Raw records:
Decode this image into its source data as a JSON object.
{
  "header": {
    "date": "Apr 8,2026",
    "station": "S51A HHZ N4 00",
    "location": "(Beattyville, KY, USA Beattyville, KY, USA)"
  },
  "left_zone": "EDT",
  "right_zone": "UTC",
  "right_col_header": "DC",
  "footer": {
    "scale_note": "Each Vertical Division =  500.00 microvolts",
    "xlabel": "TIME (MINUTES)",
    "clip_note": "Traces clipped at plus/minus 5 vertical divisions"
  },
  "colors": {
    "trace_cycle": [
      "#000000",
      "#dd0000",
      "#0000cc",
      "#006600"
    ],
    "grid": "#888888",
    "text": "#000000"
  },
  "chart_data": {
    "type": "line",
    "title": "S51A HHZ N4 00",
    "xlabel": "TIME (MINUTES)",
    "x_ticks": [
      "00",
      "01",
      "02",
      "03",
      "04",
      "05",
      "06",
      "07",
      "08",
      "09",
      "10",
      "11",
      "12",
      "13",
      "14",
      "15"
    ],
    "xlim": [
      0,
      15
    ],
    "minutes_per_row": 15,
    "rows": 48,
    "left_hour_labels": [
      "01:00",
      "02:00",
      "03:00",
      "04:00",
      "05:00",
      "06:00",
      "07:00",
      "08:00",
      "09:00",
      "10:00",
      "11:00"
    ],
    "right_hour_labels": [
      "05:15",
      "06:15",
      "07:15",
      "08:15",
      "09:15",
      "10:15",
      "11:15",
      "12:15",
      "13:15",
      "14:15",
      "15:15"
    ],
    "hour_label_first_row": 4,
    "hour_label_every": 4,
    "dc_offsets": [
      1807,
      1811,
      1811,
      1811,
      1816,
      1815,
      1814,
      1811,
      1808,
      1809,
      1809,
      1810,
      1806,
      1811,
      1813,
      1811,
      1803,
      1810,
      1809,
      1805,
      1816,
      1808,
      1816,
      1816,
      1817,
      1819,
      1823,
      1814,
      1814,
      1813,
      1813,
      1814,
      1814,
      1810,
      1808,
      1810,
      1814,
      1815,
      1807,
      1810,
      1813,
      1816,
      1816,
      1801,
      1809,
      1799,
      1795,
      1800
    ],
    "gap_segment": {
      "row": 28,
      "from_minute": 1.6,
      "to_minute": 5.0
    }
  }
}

Stated problem: Please restate the data word for word, every record included.

Problem solution:
Decode this image into its source data as a JSON object.
{
  "header": {
    "date": "Apr 8,2026",
    "station": "S51A HHZ N4 00",
    "location": "(Beattyville, KY, USA Beattyville, KY, USA)"
  },
  "left_zone": "EDT",
  "right_zone": "UTC",
  "right_col_header": "DC",
  "footer": {
    "scale_note": "Each Vertical Division =  500.00 microvolts",
    "xlabel": "TIME (MINUTES)",
    "clip_note": "Traces clipped at plus/minus 5 vertical divisions"
  },
  "colors": {
    "trace_cycle": [
      "#000000",
      "#dd0000",
      "#0000cc",
      "#006600"
    ],
    "grid": "#888888",
    "text": "#000000"
  },
  "chart_data": {
    "type": "line",
    "title": "S51A HHZ N4 00",
    "xlabel": "TIME (MINUTES)",
    "x_ticks": [
      "00",
      "01",
      "02",
      "03",
      "04",
      "05",
      "06",
      "07",
      "08",
      "09",
      "10",
      "11",
      "12",
      "13",
      "14",
      "15"
    ],
    "xlim": [
      0,
      15
    ],
    "minutes_per_row": 15,
    "rows": 48,
    "left_hour_labels": [
      "01:00",
      "02:00",
      "03:00",
      "04:00",
      "05:00",
      "06:00",
      "07:00",
      "08:00",
      "09:00",
      "10:00",
      "11:00"
    ],
    "right_hour_labels": [
      "05:15",
      "06:15",
      "07:15",
      "08:15",
      "09:15",
      "10:15",
      "11:15",
      "12:15",
      "13:15",
      "14:15",
      "15:15"
    ],
    "hour_label_first_row": 4,
    "hour_label_every": 4,
    "dc_offsets": [
      1807,
      1811,
      1811,
      1811,
      1816,
      1815,
      1814,
      1811,
      1808,
      1809,
      1809,
      1810,
      1806,
      1811,
      1813,
      1811,
      1803,
      1810,
      1809,
      1805,
      1816,
      1808,
      1816,
      1816,
      1817,
      1819,
      1823,
      1814,
      1814,
      1813,
      1813,
      1814,
      1814,
      1810,
      1808,
      1810,
      1814,
      1815,
      1807,
      1810,
      1813,
      1816,
      1816,
      1801,
      1809,
      1799,
      1795,
      1800
    ],
    "gap_segment": {
      "row": 28,
      "from_minute": 1.6,
      "to_minute": 5.0
    }
  }
}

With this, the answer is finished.